Coordinate annotation records:
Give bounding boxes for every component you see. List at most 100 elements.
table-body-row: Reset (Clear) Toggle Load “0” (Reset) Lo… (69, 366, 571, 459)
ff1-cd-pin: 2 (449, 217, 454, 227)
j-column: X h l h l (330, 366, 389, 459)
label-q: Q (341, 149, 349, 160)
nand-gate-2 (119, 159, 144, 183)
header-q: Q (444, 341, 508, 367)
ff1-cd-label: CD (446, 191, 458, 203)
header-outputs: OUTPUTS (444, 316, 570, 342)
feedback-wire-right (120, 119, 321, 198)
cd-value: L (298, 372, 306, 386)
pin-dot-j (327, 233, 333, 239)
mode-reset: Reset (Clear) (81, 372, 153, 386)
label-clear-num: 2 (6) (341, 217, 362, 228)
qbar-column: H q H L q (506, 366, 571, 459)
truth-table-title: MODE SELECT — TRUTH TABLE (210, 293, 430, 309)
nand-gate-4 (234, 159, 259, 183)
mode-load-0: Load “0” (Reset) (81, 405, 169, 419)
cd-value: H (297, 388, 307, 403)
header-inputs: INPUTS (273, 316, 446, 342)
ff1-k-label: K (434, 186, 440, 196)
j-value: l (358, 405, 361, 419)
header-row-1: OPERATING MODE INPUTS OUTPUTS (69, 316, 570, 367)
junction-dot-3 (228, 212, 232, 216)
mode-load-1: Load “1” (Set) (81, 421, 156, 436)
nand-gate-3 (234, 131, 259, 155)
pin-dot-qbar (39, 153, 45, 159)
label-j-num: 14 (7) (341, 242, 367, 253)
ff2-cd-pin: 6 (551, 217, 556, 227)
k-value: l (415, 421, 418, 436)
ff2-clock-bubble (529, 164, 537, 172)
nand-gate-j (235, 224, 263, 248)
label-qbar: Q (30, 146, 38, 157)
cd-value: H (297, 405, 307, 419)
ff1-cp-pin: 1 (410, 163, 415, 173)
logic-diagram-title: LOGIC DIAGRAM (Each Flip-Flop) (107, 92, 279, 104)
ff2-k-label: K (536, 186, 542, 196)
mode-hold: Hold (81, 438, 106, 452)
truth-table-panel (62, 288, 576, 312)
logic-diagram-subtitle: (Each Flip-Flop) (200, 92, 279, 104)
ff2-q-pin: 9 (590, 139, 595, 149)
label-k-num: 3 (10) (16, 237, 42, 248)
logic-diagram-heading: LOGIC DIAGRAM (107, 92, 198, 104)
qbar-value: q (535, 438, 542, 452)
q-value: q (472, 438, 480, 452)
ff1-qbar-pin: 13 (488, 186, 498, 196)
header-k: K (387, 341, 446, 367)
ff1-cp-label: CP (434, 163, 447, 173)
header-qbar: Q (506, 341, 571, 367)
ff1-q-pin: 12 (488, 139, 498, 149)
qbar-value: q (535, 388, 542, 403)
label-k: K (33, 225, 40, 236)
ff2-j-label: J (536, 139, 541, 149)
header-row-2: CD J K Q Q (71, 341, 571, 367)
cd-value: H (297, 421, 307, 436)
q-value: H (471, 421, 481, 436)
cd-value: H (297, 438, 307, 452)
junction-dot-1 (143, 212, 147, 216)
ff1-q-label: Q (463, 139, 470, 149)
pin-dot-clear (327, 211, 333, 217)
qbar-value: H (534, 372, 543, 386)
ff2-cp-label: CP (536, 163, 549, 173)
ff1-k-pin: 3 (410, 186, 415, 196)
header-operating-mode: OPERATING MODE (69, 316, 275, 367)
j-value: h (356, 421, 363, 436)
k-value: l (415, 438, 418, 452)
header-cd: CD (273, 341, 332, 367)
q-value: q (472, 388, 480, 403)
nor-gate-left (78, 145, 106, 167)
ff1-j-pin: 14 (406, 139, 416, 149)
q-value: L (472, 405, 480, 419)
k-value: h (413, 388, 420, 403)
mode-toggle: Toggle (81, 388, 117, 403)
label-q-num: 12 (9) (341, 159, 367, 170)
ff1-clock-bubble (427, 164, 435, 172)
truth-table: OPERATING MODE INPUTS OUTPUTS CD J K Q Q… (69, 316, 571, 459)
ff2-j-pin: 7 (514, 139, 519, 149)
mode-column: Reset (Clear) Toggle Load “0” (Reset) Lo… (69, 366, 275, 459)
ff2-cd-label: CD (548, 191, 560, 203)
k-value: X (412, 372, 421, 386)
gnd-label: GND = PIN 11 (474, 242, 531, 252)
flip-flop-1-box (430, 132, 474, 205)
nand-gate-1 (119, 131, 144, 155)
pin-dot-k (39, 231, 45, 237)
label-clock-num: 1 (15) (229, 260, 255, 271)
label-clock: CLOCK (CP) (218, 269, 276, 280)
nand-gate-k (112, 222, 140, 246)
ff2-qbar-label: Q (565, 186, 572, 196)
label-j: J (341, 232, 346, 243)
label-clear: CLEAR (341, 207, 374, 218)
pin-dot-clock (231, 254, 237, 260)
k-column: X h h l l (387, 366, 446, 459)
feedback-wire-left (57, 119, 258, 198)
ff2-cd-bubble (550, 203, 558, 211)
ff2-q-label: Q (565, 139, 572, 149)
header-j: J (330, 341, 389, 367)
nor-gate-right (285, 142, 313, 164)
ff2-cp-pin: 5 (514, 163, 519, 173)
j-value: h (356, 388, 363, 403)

## What the task requires
From the listing above, pick out and copy each line that contains the word "OUTPUTS".

## Problem solution
header-outputs: OUTPUTS (444, 316, 570, 342)
header-row-1: OPERATING MODE INPUTS OUTPUTS (69, 316, 570, 367)
truth-table: OPERATING MODE INPUTS OUTPUTS CD J K Q Q… (69, 316, 571, 459)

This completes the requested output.